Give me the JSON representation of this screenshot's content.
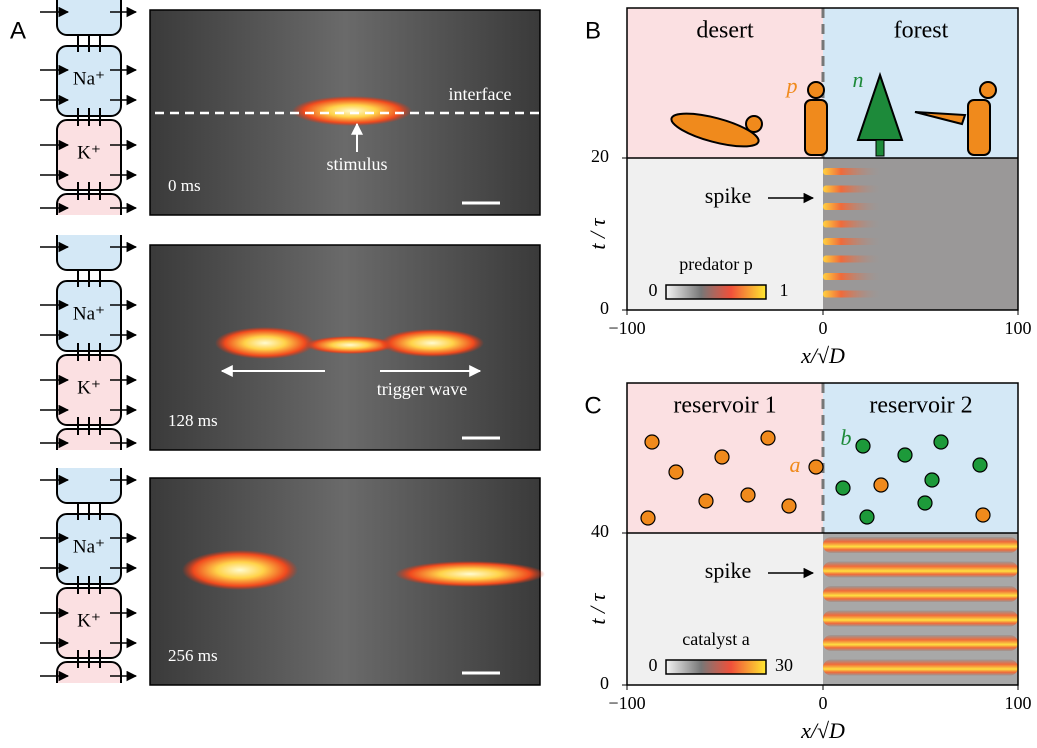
{
  "panel_a": {
    "label": "A",
    "ions": [
      "Na⁺",
      "K⁺"
    ],
    "frames": [
      {
        "time": "0 ms",
        "interface": "interface",
        "stimulus": "stimulus"
      },
      {
        "time": "128 ms",
        "wave": "trigger wave"
      },
      {
        "time": "256 ms"
      }
    ]
  },
  "panel_b": {
    "label": "B",
    "regions": [
      "desert",
      "forest"
    ],
    "species": [
      "p",
      "n"
    ],
    "annotation": "spike",
    "y_label": "t / τ",
    "y_ticks": [
      "0",
      "20"
    ],
    "x_label": "x/√D",
    "x_ticks": [
      "−100",
      "0",
      "100"
    ],
    "colorbar": {
      "label": "predator p",
      "ticks": [
        "0",
        "1"
      ]
    }
  },
  "panel_c": {
    "label": "C",
    "regions": [
      "reservoir 1",
      "reservoir 2"
    ],
    "species": [
      "a",
      "b"
    ],
    "annotation": "spike",
    "y_label": "t / τ",
    "y_ticks": [
      "0",
      "40"
    ],
    "x_label": "x/√D",
    "x_ticks": [
      "−100",
      "0",
      "100"
    ],
    "colorbar": {
      "label": "catalyst a",
      "ticks": [
        "0",
        "30"
      ]
    }
  }
}
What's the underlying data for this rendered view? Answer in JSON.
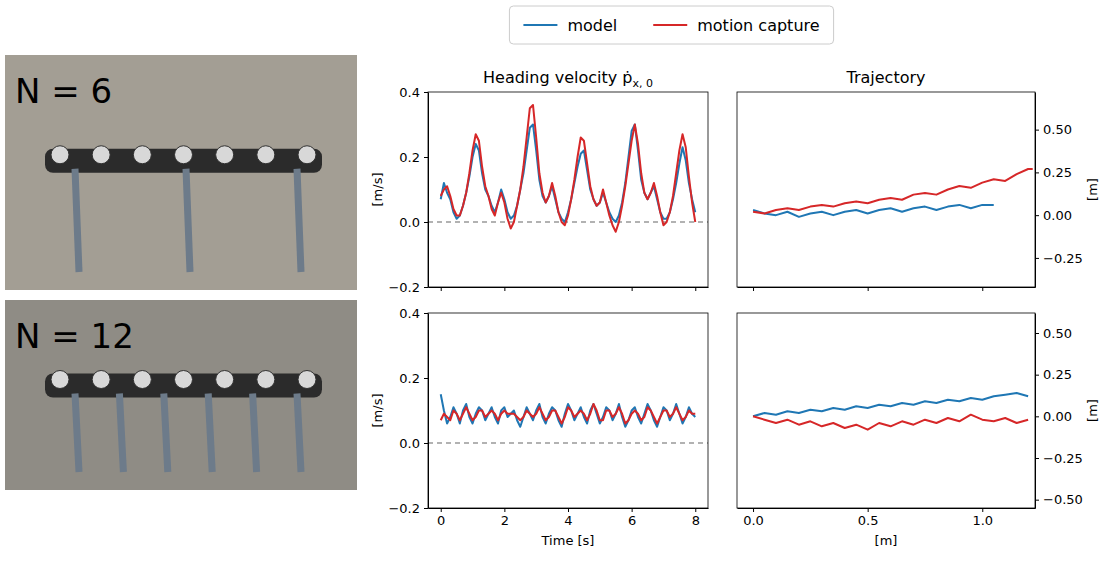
{
  "photos": [
    {
      "label": "N = 6"
    },
    {
      "label": "N = 12"
    }
  ],
  "chart_data": [
    {
      "type": "line",
      "title": "Heading velocity ṗ",
      "title_subscript": "x, 0",
      "y_label": "[m/s]",
      "legend": "upper center",
      "tick_labels": "y",
      "x": [
        0,
        0.1,
        0.2,
        0.3,
        0.4,
        0.5,
        0.6,
        0.7,
        0.8,
        0.9,
        1,
        1.1,
        1.2,
        1.3,
        1.4,
        1.5,
        1.6,
        1.7,
        1.8,
        1.9,
        2,
        2.1,
        2.2,
        2.3,
        2.4,
        2.5,
        2.6,
        2.7,
        2.8,
        2.9,
        3,
        3.1,
        3.2,
        3.3,
        3.4,
        3.5,
        3.6,
        3.7,
        3.8,
        3.9,
        4,
        4.1,
        4.2,
        4.3,
        4.4,
        4.5,
        4.6,
        4.7,
        4.8,
        4.9,
        5,
        5.1,
        5.2,
        5.3,
        5.4,
        5.5,
        5.6,
        5.7,
        5.8,
        5.9,
        6,
        6.1,
        6.2,
        6.3,
        6.4,
        6.5,
        6.6,
        6.7,
        6.8,
        6.9,
        7,
        7.1,
        7.2,
        7.3,
        7.4,
        7.5,
        7.6,
        7.7,
        7.8,
        7.9,
        8
      ],
      "xlim": [
        -0.4,
        8.4
      ],
      "xticks": [
        0,
        2,
        4,
        6,
        8
      ],
      "ylim": [
        -0.2,
        0.4
      ],
      "yticks": [
        {
          "value": -0.2,
          "label": "−0.2"
        },
        {
          "value": 0,
          "label": "0.0"
        },
        0.2,
        0.4
      ],
      "hlines": [
        0
      ],
      "series": [
        {
          "name": "model",
          "color": "#1f77b4",
          "values": [
            0.07,
            0.12,
            0.09,
            0.07,
            0.03,
            0.01,
            0.02,
            0.05,
            0.09,
            0.14,
            0.2,
            0.24,
            0.22,
            0.15,
            0.1,
            0.08,
            0.05,
            0.03,
            0.06,
            0.1,
            0.07,
            0.03,
            0.01,
            0.02,
            0.05,
            0.1,
            0.15,
            0.22,
            0.29,
            0.3,
            0.22,
            0.13,
            0.08,
            0.06,
            0.08,
            0.11,
            0.07,
            0.03,
            0.01,
            0.0,
            0.03,
            0.07,
            0.12,
            0.17,
            0.21,
            0.22,
            0.16,
            0.1,
            0.07,
            0.05,
            0.06,
            0.09,
            0.06,
            0.03,
            0.01,
            0.0,
            0.02,
            0.06,
            0.12,
            0.2,
            0.28,
            0.3,
            0.22,
            0.13,
            0.09,
            0.07,
            0.09,
            0.11,
            0.07,
            0.03,
            0.01,
            0.01,
            0.03,
            0.07,
            0.12,
            0.18,
            0.23,
            0.19,
            0.12,
            0.07,
            0.03
          ]
        },
        {
          "name": "motion capture",
          "color": "#d62728",
          "values": [
            0.08,
            0.1,
            0.11,
            0.08,
            0.04,
            0.02,
            0.02,
            0.05,
            0.09,
            0.15,
            0.22,
            0.27,
            0.25,
            0.17,
            0.11,
            0.08,
            0.04,
            0.02,
            0.06,
            0.09,
            0.06,
            0.01,
            -0.02,
            0.0,
            0.05,
            0.1,
            0.17,
            0.26,
            0.35,
            0.36,
            0.26,
            0.15,
            0.09,
            0.06,
            0.08,
            0.12,
            0.08,
            0.03,
            0.0,
            -0.01,
            0.02,
            0.07,
            0.13,
            0.2,
            0.26,
            0.25,
            0.18,
            0.11,
            0.07,
            0.05,
            0.06,
            0.1,
            0.06,
            0.02,
            -0.01,
            -0.03,
            0.0,
            0.05,
            0.11,
            0.18,
            0.25,
            0.3,
            0.24,
            0.15,
            0.09,
            0.07,
            0.09,
            0.12,
            0.08,
            0.03,
            -0.01,
            0.0,
            0.03,
            0.08,
            0.15,
            0.22,
            0.27,
            0.23,
            0.14,
            0.06,
            0.0
          ]
        }
      ]
    },
    {
      "type": "line",
      "title": "Trajectory",
      "y_label": "[m]",
      "tick_labels": "y",
      "xlim": [
        -0.07,
        1.23
      ],
      "xticks": [
        0,
        0.5,
        1
      ],
      "ylim": [
        -0.42,
        0.72
      ],
      "yticks": [
        {
          "value": -0.25,
          "label": "−0.25"
        },
        {
          "value": 0,
          "label": "0.00"
        },
        {
          "value": 0.25,
          "label": "0.25"
        },
        {
          "value": 0.5,
          "label": "0.50"
        }
      ],
      "series": [
        {
          "name": "model",
          "color": "#1f77b4",
          "x": [
            0,
            0.05,
            0.1,
            0.15,
            0.2,
            0.25,
            0.3,
            0.35,
            0.4,
            0.45,
            0.5,
            0.55,
            0.6,
            0.65,
            0.7,
            0.75,
            0.8,
            0.85,
            0.9,
            0.95,
            1,
            1.05
          ],
          "values": [
            0.03,
            0.01,
            0.0,
            0.02,
            -0.01,
            0.01,
            0.02,
            0.0,
            0.02,
            0.03,
            0.01,
            0.03,
            0.04,
            0.02,
            0.04,
            0.05,
            0.03,
            0.05,
            0.06,
            0.04,
            0.06,
            0.06
          ]
        },
        {
          "name": "motion capture",
          "color": "#d62728",
          "x": [
            0,
            0.05,
            0.1,
            0.15,
            0.2,
            0.25,
            0.3,
            0.35,
            0.4,
            0.45,
            0.5,
            0.55,
            0.6,
            0.65,
            0.7,
            0.75,
            0.8,
            0.85,
            0.9,
            0.95,
            1,
            1.05,
            1.1,
            1.15,
            1.2,
            1.22
          ],
          "values": [
            0.02,
            0.01,
            0.03,
            0.04,
            0.03,
            0.05,
            0.06,
            0.05,
            0.07,
            0.08,
            0.07,
            0.09,
            0.1,
            0.09,
            0.12,
            0.13,
            0.12,
            0.15,
            0.17,
            0.16,
            0.19,
            0.21,
            0.2,
            0.24,
            0.27,
            0.27
          ]
        }
      ]
    },
    {
      "type": "line",
      "x_label": "Time [s]",
      "y_label": "[m/s]",
      "x": [
        0,
        0.1,
        0.2,
        0.3,
        0.4,
        0.5,
        0.6,
        0.7,
        0.8,
        0.9,
        1,
        1.1,
        1.2,
        1.3,
        1.4,
        1.5,
        1.6,
        1.7,
        1.8,
        1.9,
        2,
        2.1,
        2.2,
        2.3,
        2.4,
        2.5,
        2.6,
        2.7,
        2.8,
        2.9,
        3,
        3.1,
        3.2,
        3.3,
        3.4,
        3.5,
        3.6,
        3.7,
        3.8,
        3.9,
        4,
        4.1,
        4.2,
        4.3,
        4.4,
        4.5,
        4.6,
        4.7,
        4.8,
        4.9,
        5,
        5.1,
        5.2,
        5.3,
        5.4,
        5.5,
        5.6,
        5.7,
        5.8,
        5.9,
        6,
        6.1,
        6.2,
        6.3,
        6.4,
        6.5,
        6.6,
        6.7,
        6.8,
        6.9,
        7,
        7.1,
        7.2,
        7.3,
        7.4,
        7.5,
        7.6,
        7.7,
        7.8,
        7.9,
        8
      ],
      "xlim": [
        -0.4,
        8.4
      ],
      "xticks": [
        0,
        2,
        4,
        6,
        8
      ],
      "ylim": [
        -0.2,
        0.4
      ],
      "yticks": [
        {
          "value": -0.2,
          "label": "−0.2"
        },
        {
          "value": 0,
          "label": "0.0"
        },
        0.2,
        0.4
      ],
      "hlines": [
        0
      ],
      "series": [
        {
          "name": "model",
          "color": "#1f77b4",
          "values": [
            0.15,
            0.1,
            0.06,
            0.08,
            0.11,
            0.09,
            0.06,
            0.1,
            0.12,
            0.08,
            0.06,
            0.09,
            0.11,
            0.1,
            0.07,
            0.09,
            0.11,
            0.08,
            0.06,
            0.1,
            0.11,
            0.08,
            0.09,
            0.1,
            0.07,
            0.05,
            0.08,
            0.11,
            0.09,
            0.07,
            0.1,
            0.12,
            0.08,
            0.06,
            0.09,
            0.11,
            0.1,
            0.07,
            0.05,
            0.09,
            0.12,
            0.1,
            0.07,
            0.09,
            0.11,
            0.08,
            0.06,
            0.1,
            0.12,
            0.09,
            0.06,
            0.08,
            0.11,
            0.1,
            0.07,
            0.09,
            0.12,
            0.08,
            0.05,
            0.07,
            0.1,
            0.11,
            0.08,
            0.06,
            0.09,
            0.12,
            0.1,
            0.07,
            0.05,
            0.08,
            0.11,
            0.1,
            0.07,
            0.09,
            0.12,
            0.09,
            0.06,
            0.08,
            0.11,
            0.09,
            0.08
          ]
        },
        {
          "name": "motion capture",
          "color": "#d62728",
          "values": [
            0.07,
            0.09,
            0.08,
            0.07,
            0.1,
            0.09,
            0.07,
            0.09,
            0.11,
            0.09,
            0.07,
            0.08,
            0.1,
            0.1,
            0.08,
            0.09,
            0.1,
            0.09,
            0.07,
            0.09,
            0.1,
            0.09,
            0.09,
            0.09,
            0.08,
            0.07,
            0.08,
            0.1,
            0.09,
            0.08,
            0.09,
            0.11,
            0.09,
            0.07,
            0.08,
            0.1,
            0.1,
            0.08,
            0.06,
            0.08,
            0.11,
            0.1,
            0.08,
            0.09,
            0.1,
            0.09,
            0.07,
            0.09,
            0.12,
            0.1,
            0.07,
            0.07,
            0.1,
            0.1,
            0.08,
            0.09,
            0.11,
            0.09,
            0.06,
            0.07,
            0.09,
            0.1,
            0.09,
            0.07,
            0.08,
            0.11,
            0.1,
            0.08,
            0.06,
            0.08,
            0.1,
            0.1,
            0.08,
            0.09,
            0.11,
            0.09,
            0.07,
            0.08,
            0.1,
            0.09,
            0.09
          ]
        }
      ]
    },
    {
      "type": "line",
      "x_label": "[m]",
      "y_label": "[m]",
      "xlim": [
        -0.07,
        1.23
      ],
      "xticks": [
        {
          "value": 0,
          "label": "0.0"
        },
        0.5,
        {
          "value": 1,
          "label": "1.0"
        }
      ],
      "ylim": [
        -0.55,
        0.62
      ],
      "yticks": [
        {
          "value": -0.5,
          "label": "−0.50"
        },
        {
          "value": -0.25,
          "label": "−0.25"
        },
        {
          "value": 0,
          "label": "0.00"
        },
        {
          "value": 0.25,
          "label": "0.25"
        },
        {
          "value": 0.5,
          "label": "0.50"
        }
      ],
      "series": [
        {
          "name": "model",
          "color": "#1f77b4",
          "x": [
            0,
            0.05,
            0.1,
            0.15,
            0.2,
            0.25,
            0.3,
            0.35,
            0.4,
            0.45,
            0.5,
            0.55,
            0.6,
            0.65,
            0.7,
            0.75,
            0.8,
            0.85,
            0.9,
            0.95,
            1,
            1.05,
            1.1,
            1.15,
            1.2
          ],
          "values": [
            0.0,
            0.02,
            0.01,
            0.03,
            0.02,
            0.04,
            0.03,
            0.05,
            0.04,
            0.06,
            0.05,
            0.07,
            0.06,
            0.08,
            0.07,
            0.09,
            0.08,
            0.1,
            0.09,
            0.11,
            0.1,
            0.12,
            0.13,
            0.14,
            0.12
          ]
        },
        {
          "name": "motion capture",
          "color": "#d62728",
          "x": [
            0,
            0.05,
            0.1,
            0.15,
            0.2,
            0.25,
            0.3,
            0.35,
            0.4,
            0.45,
            0.5,
            0.55,
            0.6,
            0.65,
            0.7,
            0.75,
            0.8,
            0.85,
            0.9,
            0.95,
            1,
            1.05,
            1.1,
            1.15,
            1.2
          ],
          "values": [
            0.0,
            -0.02,
            -0.04,
            -0.02,
            -0.05,
            -0.03,
            -0.06,
            -0.04,
            -0.07,
            -0.05,
            -0.08,
            -0.04,
            -0.06,
            -0.03,
            -0.05,
            -0.02,
            -0.04,
            -0.01,
            -0.03,
            0.01,
            -0.02,
            -0.03,
            -0.01,
            -0.04,
            -0.02
          ]
        }
      ]
    }
  ]
}
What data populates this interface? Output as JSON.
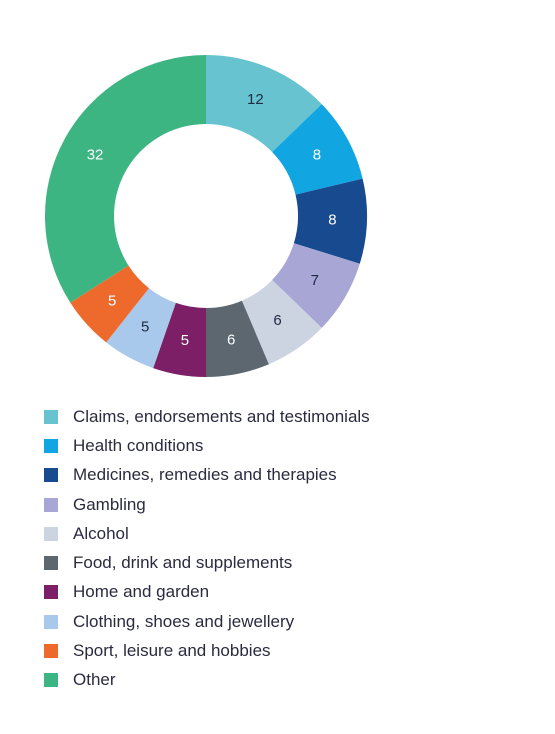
{
  "chart_data": {
    "type": "pie",
    "categories": [
      "Claims, endorsements and testimonials",
      "Health conditions",
      "Medicines, remedies and therapies",
      "Gambling",
      "Alcohol",
      "Food, drink and supplements",
      "Home and garden",
      "Clothing, shoes and jewellery",
      "Sport, leisure and hobbies",
      "Other"
    ],
    "values": [
      12,
      8,
      8,
      7,
      6,
      6,
      5,
      5,
      5,
      32
    ],
    "colors": [
      "#67c3cf",
      "#11a6e2",
      "#174a8e",
      "#a8a6d5",
      "#cdd4e1",
      "#5c6770",
      "#7c1f66",
      "#a8c8ec",
      "#ee6a2c",
      "#3cb583"
    ],
    "label_colors": [
      "#1f2a44",
      "#ffffff",
      "#ffffff",
      "#1f2a44",
      "#1f2a44",
      "#ffffff",
      "#ffffff",
      "#1f2a44",
      "#ffffff",
      "#ffffff"
    ],
    "donut": true,
    "legend_position": "bottom"
  }
}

__PROBLEM REQUIREMENTS__: Beginning with the line containing "What data populates" and ending with the last line of the material, output each line exactly; do not include pictures.

__FINISHED EXERCISE__:
What data populates this interface? Output as JSON.
{
  "chart_data": {
    "type": "pie",
    "categories": [
      "Claims, endorsements and testimonials",
      "Health conditions",
      "Medicines, remedies and therapies",
      "Gambling",
      "Alcohol",
      "Food, drink and supplements",
      "Home and garden",
      "Clothing, shoes and jewellery",
      "Sport, leisure and hobbies",
      "Other"
    ],
    "values": [
      12,
      8,
      8,
      7,
      6,
      6,
      5,
      5,
      5,
      32
    ],
    "colors": [
      "#67c3cf",
      "#11a6e2",
      "#174a8e",
      "#a8a6d5",
      "#cdd4e1",
      "#5c6770",
      "#7c1f66",
      "#a8c8ec",
      "#ee6a2c",
      "#3cb583"
    ],
    "label_colors": [
      "#1f2a44",
      "#ffffff",
      "#ffffff",
      "#1f2a44",
      "#1f2a44",
      "#ffffff",
      "#ffffff",
      "#1f2a44",
      "#ffffff",
      "#ffffff"
    ],
    "donut": true,
    "legend_position": "bottom"
  }
}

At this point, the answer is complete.